[Instruction]: Every record here needs to be written out again exactly.

(Data excerpts)

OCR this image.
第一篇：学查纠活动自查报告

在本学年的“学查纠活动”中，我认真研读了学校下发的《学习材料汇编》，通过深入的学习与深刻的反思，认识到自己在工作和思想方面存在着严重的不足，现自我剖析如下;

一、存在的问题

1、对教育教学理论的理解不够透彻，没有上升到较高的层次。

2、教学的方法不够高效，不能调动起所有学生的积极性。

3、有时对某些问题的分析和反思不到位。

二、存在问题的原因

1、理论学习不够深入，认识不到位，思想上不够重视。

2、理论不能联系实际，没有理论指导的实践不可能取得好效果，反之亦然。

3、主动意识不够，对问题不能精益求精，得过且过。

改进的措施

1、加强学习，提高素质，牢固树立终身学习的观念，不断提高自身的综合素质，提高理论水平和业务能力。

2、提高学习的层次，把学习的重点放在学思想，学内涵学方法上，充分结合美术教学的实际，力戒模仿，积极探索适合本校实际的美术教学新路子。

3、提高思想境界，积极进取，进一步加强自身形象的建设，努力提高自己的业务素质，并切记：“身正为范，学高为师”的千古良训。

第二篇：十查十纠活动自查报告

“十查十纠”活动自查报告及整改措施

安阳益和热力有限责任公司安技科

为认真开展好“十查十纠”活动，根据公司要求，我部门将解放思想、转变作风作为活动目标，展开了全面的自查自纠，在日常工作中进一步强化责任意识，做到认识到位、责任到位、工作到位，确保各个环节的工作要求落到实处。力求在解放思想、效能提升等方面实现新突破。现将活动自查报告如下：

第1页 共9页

[Finished exercise]:
OCR this image.
第一篇：学查纠活动自查报告

在本学年的“学查纠活动”中，我认真研读了学校下发的《学习材料汇编》，通过深入的学习与深刻的反思，认识到自己在工作和思想方面存在着严重的不足，现自我剖析如下;

一、存在的问题

1、对教育教学理论的理解不够透彻，没有上升到较高的层次。

2、教学的方法不够高效，不能调动起所有学生的积极性。

3、有时对某些问题的分析和反思不到位。

二、存在问题的原因

1、理论学习不够深入，认识不到位，思想上不够重视。

2、理论不能联系实际，没有理论指导的实践不可能取得好效果，反之亦然。

3、主动意识不够，对问题不能精益求精，得过且过。

改进的措施

1、加强学习，提高素质，牢固树立终身学习的观念，不断提高自身的综合素质，提高理论水平和业务能力。

2、提高学习的层次，把学习的重点放在学思想，学内涵学方法上，充分结合美术教学的实际，力戒模仿，积极探索适合本校实际的美术教学新路子。

3、提高思想境界，积极进取，进一步加强自身形象的建设，努力提高自己的业务素质，并切记：“身正为范，学高为师”的千古良训。

第二篇：十查十纠活动自查报告

“十查十纠”活动自查报告及整改措施

安阳益和热力有限责任公司安技科

为认真开展好“十查十纠”活动，根据公司要求，我部门将解放思想、转变作风作为活动目标，展开了全面的自查自纠，在日常工作中进一步强化责任意识，做到认识到位、责任到位、工作到位，确保各个环节的工作要求落到实处。力求在解放思想、效能提升等方面实现新突破。现将活动自查报告如下：

第1页 共9页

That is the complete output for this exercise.